## BEGIN DATA SECTION

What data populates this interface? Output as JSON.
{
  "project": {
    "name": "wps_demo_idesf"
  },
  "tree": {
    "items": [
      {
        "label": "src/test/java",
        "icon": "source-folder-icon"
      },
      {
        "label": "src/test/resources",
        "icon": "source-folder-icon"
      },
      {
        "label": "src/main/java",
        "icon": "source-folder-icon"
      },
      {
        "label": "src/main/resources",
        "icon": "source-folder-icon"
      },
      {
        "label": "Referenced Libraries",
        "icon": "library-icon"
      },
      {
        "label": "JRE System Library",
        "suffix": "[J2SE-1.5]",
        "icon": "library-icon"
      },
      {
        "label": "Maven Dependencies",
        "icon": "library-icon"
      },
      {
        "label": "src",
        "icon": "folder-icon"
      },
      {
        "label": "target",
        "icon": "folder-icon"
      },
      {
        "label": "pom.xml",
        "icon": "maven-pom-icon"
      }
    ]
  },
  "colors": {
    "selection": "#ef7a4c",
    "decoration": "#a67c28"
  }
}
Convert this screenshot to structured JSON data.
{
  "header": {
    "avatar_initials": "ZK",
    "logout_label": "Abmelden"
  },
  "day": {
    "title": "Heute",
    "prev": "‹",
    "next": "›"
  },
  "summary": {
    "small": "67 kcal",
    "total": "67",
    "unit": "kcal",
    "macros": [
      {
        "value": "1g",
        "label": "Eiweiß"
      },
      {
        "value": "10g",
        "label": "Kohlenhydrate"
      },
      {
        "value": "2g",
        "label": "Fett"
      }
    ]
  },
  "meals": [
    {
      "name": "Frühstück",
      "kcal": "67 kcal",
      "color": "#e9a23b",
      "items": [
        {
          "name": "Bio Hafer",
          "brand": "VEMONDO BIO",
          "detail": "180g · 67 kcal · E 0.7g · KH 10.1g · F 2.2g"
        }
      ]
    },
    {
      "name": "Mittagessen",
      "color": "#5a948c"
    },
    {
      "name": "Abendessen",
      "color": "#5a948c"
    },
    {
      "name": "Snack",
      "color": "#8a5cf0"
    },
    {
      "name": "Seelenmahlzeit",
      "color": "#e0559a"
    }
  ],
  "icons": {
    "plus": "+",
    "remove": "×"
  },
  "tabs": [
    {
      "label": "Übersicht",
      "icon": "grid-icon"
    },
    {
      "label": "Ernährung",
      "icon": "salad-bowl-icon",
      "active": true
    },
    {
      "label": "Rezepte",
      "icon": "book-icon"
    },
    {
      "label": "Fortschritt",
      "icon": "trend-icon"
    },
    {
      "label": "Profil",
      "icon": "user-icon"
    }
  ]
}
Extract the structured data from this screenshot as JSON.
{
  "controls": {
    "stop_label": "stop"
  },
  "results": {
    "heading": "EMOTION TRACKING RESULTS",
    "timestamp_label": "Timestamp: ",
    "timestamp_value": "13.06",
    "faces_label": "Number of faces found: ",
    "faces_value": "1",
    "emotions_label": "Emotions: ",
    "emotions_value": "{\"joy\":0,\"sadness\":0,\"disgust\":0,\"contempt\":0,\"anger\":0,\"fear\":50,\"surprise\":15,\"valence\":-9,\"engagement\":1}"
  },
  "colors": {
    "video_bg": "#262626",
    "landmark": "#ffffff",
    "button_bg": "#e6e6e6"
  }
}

## END DATA SECTION

REQUIRED WORK → List all lines above in which the string "name" appears.

WRITTEN SOLUTION →
    "name": "wps_demo_idesf"
      "name": "Frühstück",
          "name": "Bio Hafer",
      "name": "Mittagessen",
      "name": "Abendessen",
      "name": "Snack",
      "name": "Seelenmahlzeit",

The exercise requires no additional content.